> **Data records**

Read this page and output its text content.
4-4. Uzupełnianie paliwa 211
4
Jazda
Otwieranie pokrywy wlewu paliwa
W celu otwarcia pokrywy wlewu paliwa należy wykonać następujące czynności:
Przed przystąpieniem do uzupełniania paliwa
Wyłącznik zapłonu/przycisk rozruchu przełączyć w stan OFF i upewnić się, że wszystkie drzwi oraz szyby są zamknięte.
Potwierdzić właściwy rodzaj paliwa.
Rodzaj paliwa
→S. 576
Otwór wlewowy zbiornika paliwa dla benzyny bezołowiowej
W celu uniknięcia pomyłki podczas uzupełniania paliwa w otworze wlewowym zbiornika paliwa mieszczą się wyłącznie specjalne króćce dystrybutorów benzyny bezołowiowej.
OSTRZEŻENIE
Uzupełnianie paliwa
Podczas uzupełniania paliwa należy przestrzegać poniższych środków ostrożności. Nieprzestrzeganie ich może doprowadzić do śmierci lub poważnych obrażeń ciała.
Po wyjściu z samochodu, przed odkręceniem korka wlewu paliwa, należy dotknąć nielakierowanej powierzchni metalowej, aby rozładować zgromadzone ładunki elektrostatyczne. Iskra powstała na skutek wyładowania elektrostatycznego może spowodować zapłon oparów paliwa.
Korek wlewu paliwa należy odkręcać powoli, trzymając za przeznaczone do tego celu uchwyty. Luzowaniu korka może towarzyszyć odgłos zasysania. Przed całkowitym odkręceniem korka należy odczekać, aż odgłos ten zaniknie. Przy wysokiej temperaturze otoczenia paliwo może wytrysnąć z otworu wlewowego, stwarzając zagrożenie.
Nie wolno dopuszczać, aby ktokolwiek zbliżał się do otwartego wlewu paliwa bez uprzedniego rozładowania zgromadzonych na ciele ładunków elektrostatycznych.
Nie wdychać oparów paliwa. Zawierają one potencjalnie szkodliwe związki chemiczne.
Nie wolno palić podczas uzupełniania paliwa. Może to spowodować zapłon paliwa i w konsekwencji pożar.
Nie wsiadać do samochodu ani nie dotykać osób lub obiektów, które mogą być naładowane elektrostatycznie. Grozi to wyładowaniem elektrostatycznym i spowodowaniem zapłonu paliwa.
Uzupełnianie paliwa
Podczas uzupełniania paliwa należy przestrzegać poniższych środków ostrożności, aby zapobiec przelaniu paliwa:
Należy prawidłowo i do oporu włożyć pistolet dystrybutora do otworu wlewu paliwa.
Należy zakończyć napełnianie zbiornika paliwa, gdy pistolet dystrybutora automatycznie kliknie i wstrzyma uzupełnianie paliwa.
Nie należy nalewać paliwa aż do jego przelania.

> **OBJECTIVE**
Locate the word "samochodu" in the records above, and return each line that has it.

> **FULL SOLUTION**
Po wyjściu z samochodu, przed odkręceniem korka wlewu paliwa, należy dotknąć nielakierowanej powierzchni metalowej, aby rozładować zgromadzone ładunki elektrostatyczne. Iskra powstała na skutek wyładowania elektrostatycznego może spowodować zapłon oparów paliwa.
Nie wsiadać do samochodu ani nie dotykać osób lub obiektów, które mogą być naładowane elektrostatycznie. Grozi to wyładowaniem elektrostatycznym i spowodowaniem zapłonu paliwa.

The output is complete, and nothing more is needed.